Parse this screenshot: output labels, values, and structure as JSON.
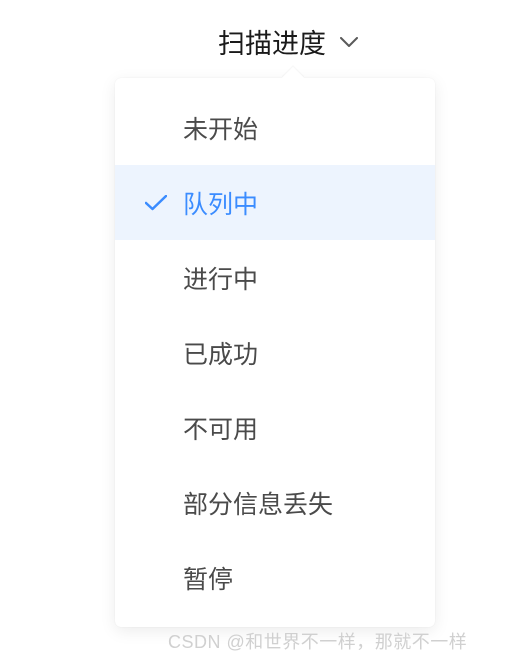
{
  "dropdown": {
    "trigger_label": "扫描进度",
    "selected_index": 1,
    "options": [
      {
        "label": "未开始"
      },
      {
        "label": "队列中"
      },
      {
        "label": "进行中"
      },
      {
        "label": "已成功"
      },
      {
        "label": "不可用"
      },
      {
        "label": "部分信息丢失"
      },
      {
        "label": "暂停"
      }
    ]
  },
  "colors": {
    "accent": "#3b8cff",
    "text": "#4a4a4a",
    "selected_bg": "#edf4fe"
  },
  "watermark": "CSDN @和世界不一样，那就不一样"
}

· · · · · · ·

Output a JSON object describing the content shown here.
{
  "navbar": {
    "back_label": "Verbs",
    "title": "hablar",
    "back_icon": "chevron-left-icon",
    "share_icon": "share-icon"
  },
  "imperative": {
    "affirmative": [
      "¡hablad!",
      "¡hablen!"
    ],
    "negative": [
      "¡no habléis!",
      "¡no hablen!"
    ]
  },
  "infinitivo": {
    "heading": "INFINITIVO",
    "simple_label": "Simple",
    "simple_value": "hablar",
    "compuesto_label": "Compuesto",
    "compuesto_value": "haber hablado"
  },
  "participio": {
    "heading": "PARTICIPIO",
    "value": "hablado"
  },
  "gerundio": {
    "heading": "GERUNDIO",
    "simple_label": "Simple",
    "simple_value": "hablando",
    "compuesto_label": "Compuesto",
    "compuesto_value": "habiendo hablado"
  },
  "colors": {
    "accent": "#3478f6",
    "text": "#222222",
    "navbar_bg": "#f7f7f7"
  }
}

· · · · · · ·

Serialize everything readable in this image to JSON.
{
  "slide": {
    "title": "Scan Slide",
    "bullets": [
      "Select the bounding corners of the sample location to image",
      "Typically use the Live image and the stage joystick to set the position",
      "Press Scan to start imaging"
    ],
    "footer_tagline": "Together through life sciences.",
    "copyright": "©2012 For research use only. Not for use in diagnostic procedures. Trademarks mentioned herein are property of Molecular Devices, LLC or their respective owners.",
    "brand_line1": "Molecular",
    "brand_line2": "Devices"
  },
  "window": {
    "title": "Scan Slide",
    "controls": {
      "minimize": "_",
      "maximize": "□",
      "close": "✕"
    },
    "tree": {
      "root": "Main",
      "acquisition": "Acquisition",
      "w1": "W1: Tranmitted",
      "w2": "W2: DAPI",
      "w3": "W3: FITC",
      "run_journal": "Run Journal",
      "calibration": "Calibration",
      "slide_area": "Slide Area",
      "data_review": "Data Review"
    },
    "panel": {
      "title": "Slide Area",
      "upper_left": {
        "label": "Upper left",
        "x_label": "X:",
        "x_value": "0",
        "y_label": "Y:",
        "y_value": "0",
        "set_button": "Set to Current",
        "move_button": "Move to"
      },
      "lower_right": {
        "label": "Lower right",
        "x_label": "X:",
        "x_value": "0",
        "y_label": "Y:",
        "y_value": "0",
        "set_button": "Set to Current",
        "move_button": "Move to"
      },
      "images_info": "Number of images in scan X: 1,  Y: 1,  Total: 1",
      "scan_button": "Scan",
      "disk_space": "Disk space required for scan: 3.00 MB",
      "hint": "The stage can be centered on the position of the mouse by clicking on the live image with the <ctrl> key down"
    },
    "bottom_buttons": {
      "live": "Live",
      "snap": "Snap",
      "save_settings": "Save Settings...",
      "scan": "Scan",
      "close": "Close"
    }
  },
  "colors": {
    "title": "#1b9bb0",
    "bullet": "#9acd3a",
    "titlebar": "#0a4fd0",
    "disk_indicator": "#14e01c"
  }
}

· · · · · · ·

From the entries above, extract every line where the word "heading" appears.

    "heading": "INFINITIVO",
    "heading": "PARTICIPIO",
    "heading": "GERUNDIO",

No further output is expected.